Pull out every line containing the string "政府性基金预算".
##### INFORMATION SHOWN
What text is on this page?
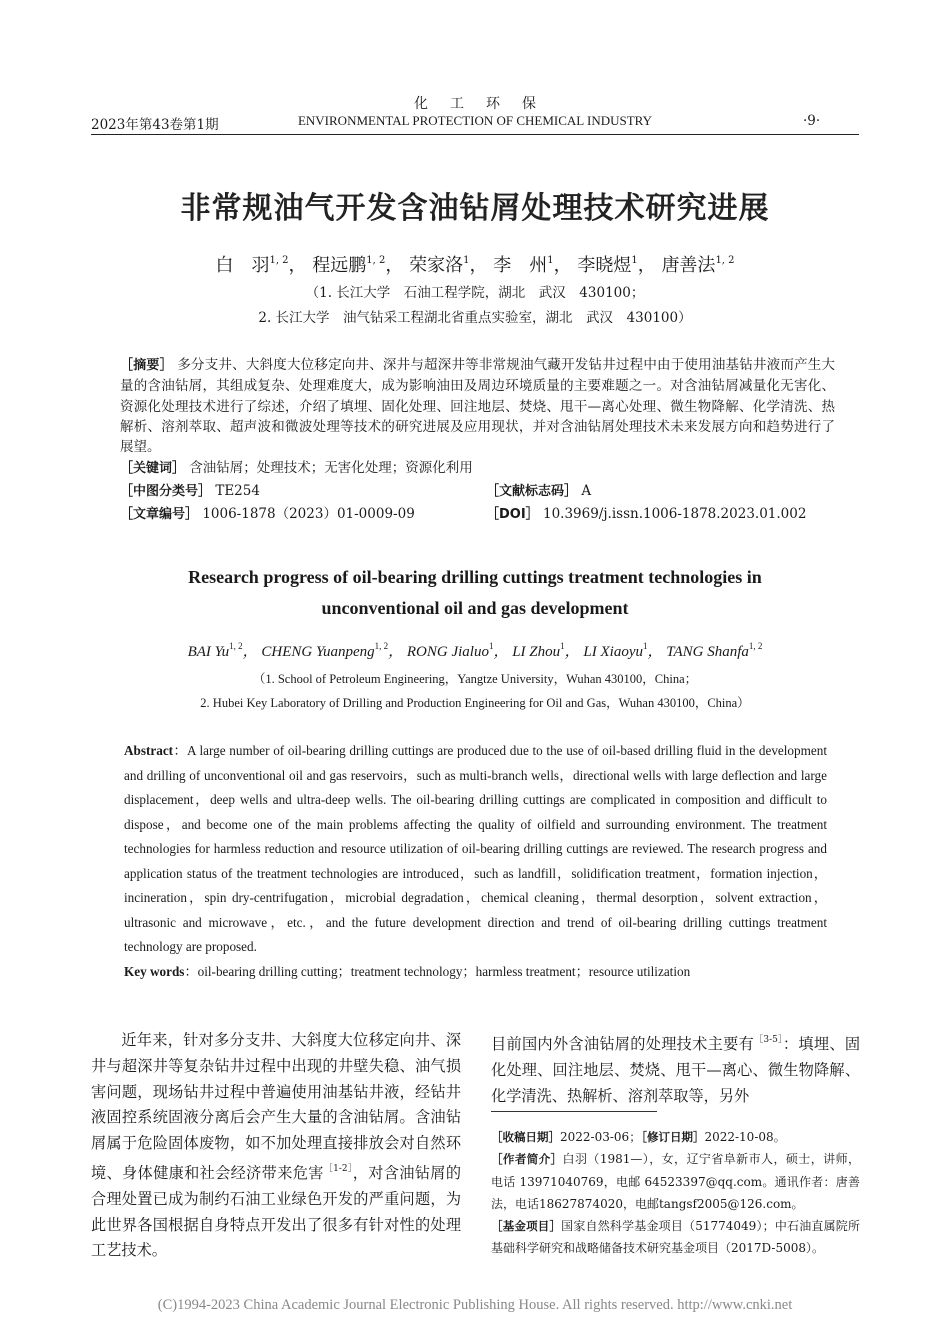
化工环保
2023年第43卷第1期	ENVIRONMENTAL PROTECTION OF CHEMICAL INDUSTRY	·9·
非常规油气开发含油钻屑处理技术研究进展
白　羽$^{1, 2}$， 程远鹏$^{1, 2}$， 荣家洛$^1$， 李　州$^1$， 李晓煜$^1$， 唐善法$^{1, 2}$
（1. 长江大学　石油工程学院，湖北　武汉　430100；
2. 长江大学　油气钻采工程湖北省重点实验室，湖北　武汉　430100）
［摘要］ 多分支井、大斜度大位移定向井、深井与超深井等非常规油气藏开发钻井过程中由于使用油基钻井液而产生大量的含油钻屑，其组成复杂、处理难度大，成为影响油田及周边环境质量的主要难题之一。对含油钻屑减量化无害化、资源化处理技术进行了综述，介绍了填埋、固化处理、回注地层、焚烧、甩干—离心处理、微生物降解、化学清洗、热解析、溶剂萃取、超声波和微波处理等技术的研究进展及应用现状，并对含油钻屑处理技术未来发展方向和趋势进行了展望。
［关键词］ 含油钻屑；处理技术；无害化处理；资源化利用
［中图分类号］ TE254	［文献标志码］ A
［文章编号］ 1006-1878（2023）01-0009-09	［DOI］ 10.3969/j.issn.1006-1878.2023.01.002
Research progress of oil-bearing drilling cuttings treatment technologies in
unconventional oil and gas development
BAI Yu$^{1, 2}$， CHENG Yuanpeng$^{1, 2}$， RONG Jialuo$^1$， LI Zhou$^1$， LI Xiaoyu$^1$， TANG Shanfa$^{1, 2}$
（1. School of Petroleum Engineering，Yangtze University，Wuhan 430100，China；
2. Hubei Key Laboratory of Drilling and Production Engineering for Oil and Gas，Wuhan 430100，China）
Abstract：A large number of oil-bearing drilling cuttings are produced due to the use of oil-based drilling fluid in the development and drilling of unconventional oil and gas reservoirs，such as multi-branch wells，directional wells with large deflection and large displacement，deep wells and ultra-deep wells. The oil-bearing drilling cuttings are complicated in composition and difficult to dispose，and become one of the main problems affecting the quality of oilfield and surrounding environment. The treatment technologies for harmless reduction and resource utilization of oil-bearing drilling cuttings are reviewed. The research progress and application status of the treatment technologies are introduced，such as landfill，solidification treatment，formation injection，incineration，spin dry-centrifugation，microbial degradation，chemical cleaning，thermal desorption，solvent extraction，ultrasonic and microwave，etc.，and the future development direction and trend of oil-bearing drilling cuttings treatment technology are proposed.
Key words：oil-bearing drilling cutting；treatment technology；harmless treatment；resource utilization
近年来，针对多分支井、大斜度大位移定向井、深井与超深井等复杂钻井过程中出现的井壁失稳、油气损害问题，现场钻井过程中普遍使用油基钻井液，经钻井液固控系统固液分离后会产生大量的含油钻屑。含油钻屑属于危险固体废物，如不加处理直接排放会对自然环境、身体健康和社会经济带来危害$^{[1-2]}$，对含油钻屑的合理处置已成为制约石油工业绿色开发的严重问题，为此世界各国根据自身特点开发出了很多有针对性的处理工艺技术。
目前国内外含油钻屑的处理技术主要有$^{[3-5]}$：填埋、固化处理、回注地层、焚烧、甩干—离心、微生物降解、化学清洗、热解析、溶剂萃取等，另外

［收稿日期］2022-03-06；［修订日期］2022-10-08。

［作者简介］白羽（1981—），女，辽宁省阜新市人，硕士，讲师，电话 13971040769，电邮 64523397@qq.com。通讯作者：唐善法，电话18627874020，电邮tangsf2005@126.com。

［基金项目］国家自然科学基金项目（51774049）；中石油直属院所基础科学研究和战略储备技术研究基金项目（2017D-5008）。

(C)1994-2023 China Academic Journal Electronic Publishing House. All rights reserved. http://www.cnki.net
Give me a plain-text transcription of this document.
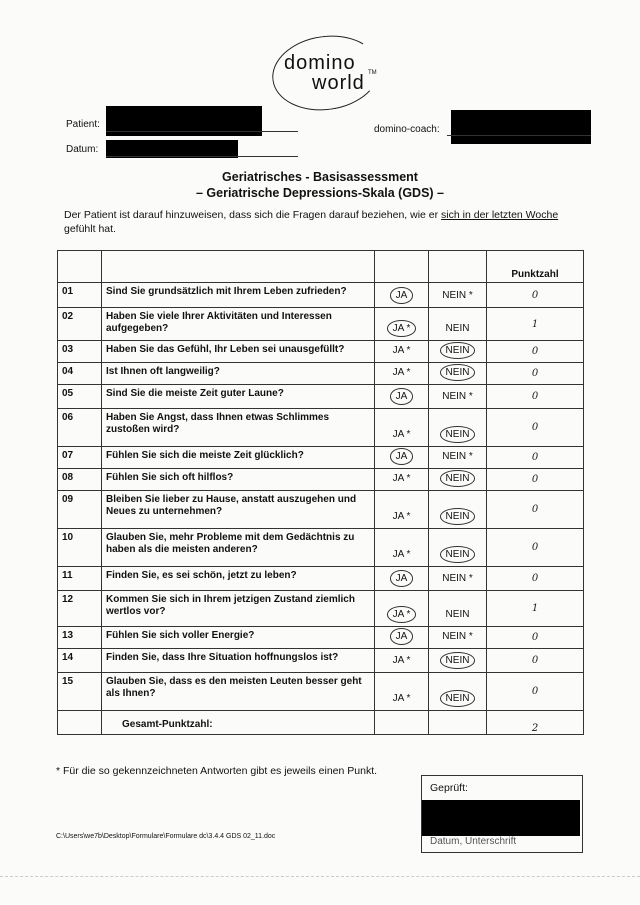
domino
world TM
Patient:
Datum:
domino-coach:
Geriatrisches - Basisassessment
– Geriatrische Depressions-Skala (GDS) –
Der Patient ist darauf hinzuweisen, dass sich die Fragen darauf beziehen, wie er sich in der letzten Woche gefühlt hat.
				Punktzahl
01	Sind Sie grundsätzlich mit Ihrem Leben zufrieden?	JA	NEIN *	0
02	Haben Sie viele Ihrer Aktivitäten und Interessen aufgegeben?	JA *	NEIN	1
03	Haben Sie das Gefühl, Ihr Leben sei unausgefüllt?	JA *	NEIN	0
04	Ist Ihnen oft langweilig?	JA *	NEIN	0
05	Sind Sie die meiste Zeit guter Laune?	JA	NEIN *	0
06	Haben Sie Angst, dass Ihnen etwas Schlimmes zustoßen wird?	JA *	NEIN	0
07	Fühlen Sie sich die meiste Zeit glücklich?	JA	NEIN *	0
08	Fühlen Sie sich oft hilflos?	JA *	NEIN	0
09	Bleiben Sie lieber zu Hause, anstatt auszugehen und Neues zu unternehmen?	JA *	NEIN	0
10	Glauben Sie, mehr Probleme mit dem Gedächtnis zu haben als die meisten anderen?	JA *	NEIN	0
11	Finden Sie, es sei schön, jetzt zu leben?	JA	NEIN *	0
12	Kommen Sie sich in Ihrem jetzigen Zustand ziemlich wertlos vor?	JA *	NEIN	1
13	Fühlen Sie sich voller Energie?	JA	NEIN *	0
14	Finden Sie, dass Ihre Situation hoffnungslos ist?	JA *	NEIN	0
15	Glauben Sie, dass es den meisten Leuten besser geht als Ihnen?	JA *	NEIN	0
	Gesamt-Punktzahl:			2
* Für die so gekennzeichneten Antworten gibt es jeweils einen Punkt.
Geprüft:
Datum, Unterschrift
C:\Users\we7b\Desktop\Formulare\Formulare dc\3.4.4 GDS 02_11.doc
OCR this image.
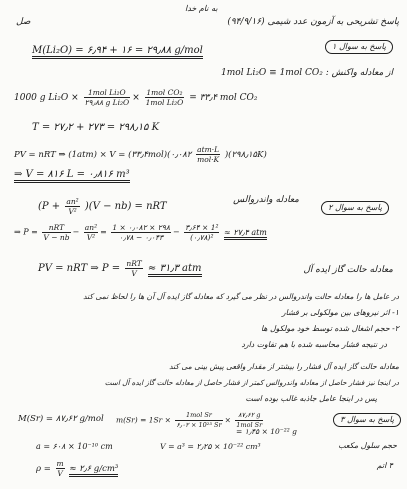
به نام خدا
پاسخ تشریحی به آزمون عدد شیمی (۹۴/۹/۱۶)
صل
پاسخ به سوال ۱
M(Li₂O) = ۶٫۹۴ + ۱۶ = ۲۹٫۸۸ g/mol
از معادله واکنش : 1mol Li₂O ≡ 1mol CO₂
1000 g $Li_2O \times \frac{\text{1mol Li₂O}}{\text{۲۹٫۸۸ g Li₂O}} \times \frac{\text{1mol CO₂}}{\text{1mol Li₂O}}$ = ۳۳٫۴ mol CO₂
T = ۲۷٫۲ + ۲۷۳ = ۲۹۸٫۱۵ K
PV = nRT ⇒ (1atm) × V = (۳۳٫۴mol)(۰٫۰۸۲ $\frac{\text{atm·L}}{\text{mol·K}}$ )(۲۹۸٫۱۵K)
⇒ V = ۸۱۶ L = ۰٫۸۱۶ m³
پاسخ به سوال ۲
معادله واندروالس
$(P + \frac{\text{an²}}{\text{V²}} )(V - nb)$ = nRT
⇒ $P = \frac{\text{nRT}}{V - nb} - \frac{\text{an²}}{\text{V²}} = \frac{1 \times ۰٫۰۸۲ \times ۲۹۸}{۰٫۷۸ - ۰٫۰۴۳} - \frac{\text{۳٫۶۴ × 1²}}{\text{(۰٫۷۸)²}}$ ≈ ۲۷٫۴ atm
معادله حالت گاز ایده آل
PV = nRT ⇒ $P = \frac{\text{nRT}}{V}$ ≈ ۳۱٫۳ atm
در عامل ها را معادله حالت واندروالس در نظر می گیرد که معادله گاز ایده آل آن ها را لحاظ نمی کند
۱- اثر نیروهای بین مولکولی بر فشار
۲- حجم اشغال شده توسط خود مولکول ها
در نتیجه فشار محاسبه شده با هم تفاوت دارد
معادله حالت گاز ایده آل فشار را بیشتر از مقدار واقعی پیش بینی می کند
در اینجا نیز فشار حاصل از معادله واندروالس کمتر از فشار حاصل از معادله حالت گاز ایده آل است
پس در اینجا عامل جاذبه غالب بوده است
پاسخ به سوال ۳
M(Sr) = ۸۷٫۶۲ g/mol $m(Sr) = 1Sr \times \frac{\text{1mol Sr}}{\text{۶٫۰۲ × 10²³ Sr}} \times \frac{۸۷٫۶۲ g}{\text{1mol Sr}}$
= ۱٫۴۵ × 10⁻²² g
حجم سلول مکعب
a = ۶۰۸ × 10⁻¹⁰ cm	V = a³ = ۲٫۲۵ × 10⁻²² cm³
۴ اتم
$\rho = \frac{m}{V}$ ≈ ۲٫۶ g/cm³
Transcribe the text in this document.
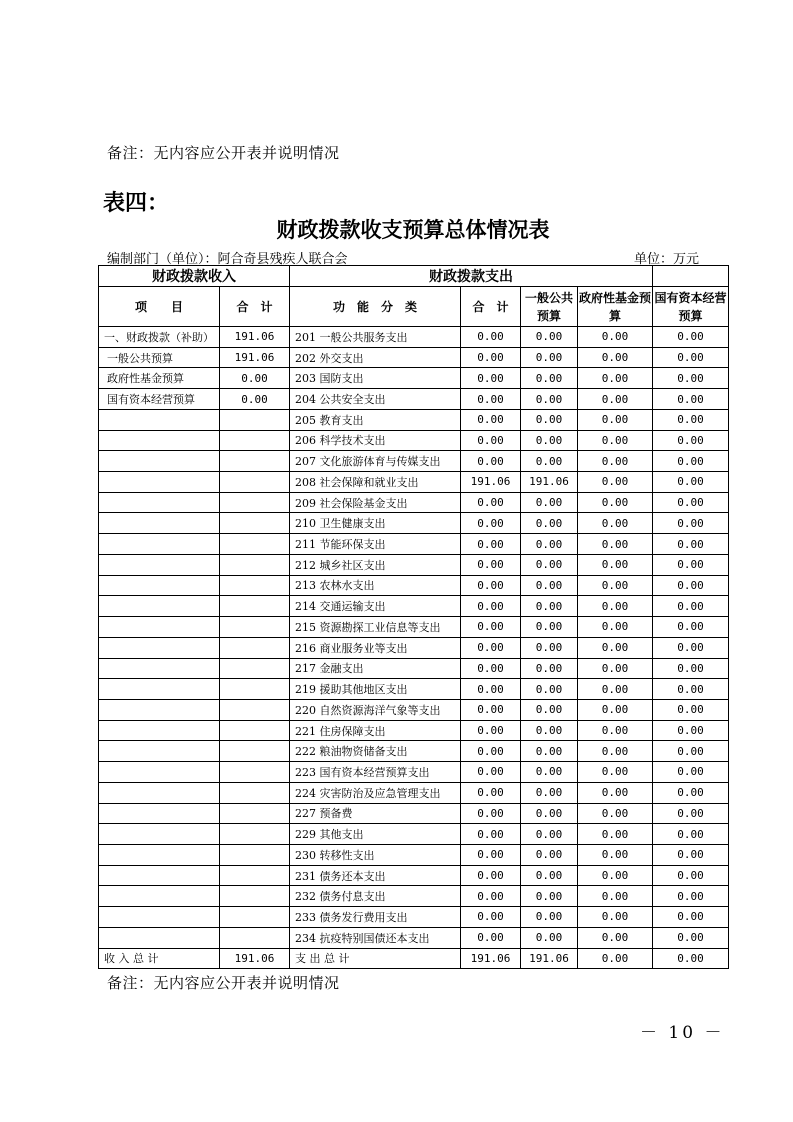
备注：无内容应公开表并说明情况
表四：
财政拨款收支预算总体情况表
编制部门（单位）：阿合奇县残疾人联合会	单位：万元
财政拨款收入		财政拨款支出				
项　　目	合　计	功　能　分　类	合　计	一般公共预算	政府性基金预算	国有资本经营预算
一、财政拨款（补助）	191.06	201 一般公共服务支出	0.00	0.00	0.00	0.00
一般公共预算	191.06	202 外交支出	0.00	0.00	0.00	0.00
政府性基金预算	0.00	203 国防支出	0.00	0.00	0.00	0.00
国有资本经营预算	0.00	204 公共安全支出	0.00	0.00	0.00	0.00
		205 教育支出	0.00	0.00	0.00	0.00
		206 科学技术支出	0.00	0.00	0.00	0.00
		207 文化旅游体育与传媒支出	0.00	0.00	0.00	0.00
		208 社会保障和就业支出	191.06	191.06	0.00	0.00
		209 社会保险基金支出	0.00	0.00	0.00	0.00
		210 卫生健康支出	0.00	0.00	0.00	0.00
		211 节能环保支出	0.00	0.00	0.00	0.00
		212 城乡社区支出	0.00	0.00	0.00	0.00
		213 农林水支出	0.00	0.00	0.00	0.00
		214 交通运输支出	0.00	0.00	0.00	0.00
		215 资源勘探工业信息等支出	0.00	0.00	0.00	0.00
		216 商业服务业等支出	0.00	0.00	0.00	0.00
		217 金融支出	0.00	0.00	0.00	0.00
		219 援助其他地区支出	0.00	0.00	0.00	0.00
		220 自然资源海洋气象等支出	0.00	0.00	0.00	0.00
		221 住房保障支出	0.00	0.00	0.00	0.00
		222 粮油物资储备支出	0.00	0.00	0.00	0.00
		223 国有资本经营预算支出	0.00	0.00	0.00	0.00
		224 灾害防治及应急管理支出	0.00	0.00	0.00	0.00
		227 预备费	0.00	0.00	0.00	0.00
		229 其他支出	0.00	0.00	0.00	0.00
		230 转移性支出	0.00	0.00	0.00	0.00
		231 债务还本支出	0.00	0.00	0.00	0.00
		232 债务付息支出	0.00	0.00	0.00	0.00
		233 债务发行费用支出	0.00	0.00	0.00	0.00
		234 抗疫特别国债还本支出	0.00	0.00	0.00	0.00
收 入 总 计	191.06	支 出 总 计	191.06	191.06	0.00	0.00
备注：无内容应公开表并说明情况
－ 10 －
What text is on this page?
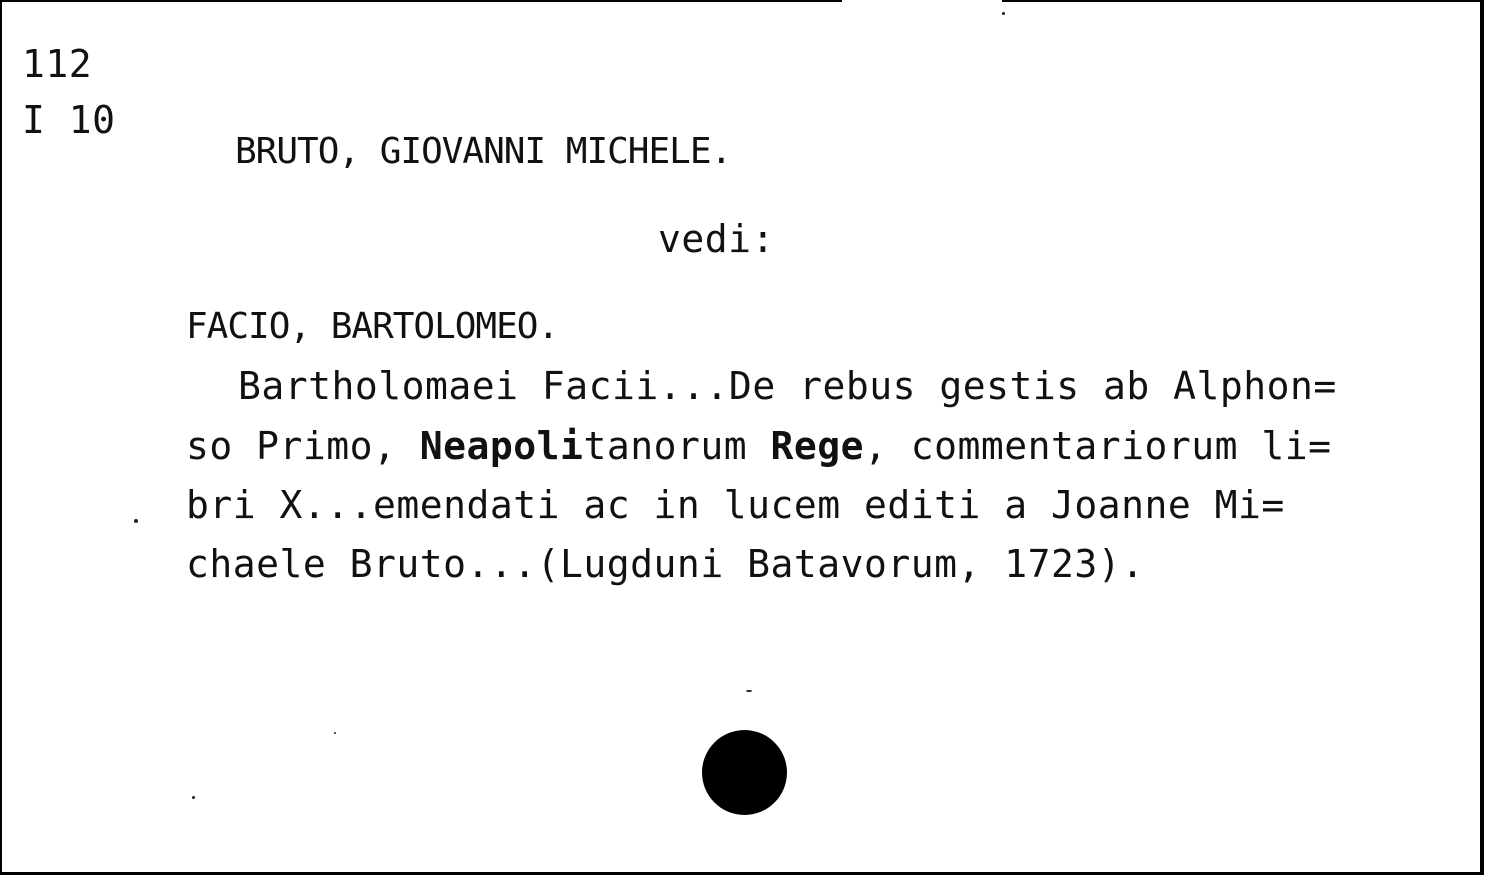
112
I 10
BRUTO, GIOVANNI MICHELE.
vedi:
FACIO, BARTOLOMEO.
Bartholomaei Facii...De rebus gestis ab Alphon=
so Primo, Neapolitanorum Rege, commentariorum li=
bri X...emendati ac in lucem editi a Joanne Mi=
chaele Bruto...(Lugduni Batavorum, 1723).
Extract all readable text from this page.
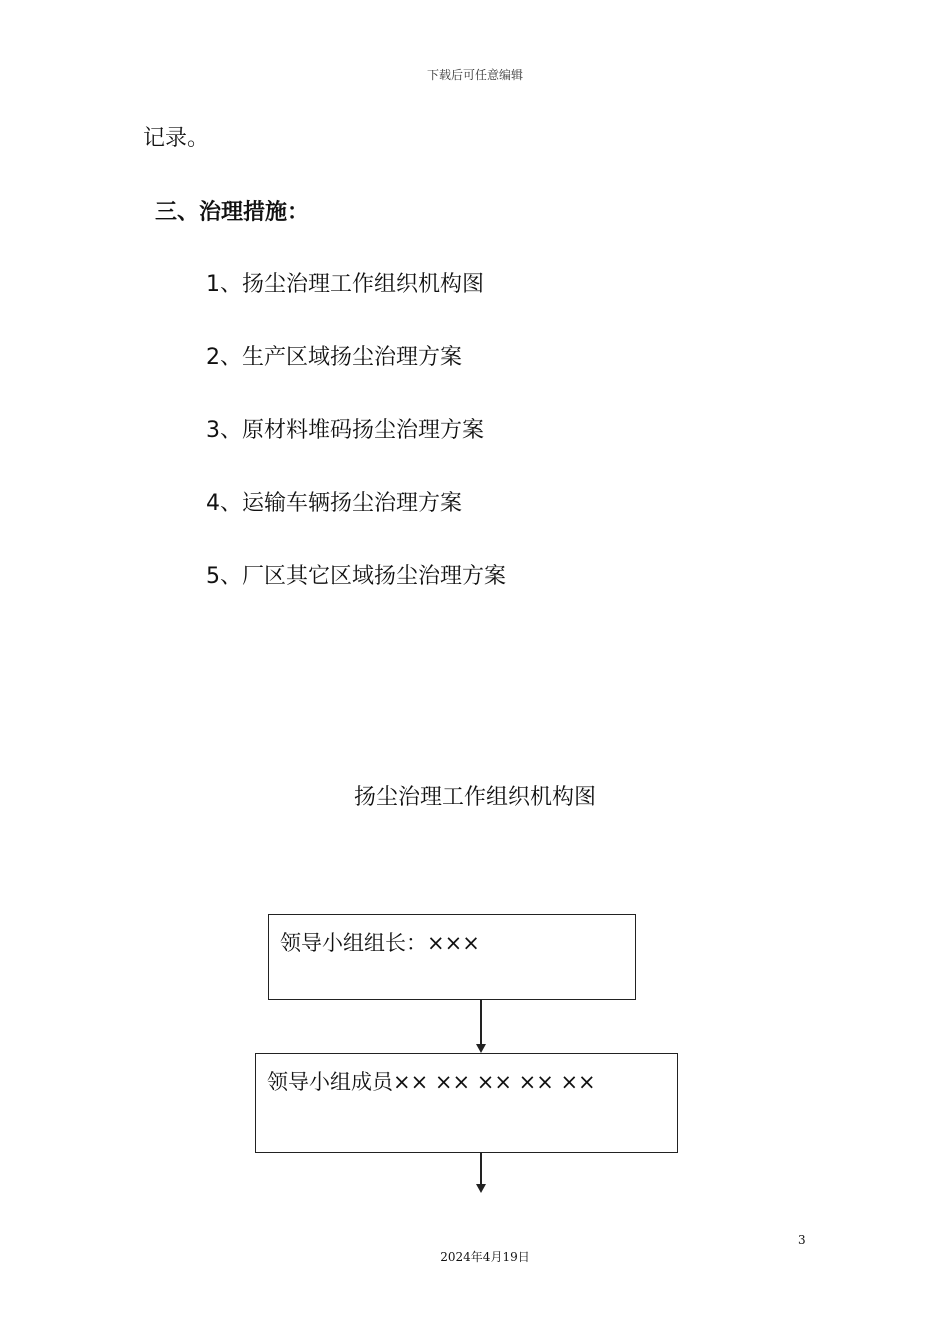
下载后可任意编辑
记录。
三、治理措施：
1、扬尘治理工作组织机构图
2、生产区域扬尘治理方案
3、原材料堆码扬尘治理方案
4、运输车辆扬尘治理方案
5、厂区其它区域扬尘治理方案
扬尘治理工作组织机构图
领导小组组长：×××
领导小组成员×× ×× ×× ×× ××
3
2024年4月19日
##########
THE ANSWER
项　　目	合　计	功　能　分　类	合　计	一般公共预算	政府性基金预算	国有资本经营预算
政府性基金预算	0.00	203 国防支出	0.00	0.00	0.00	0.00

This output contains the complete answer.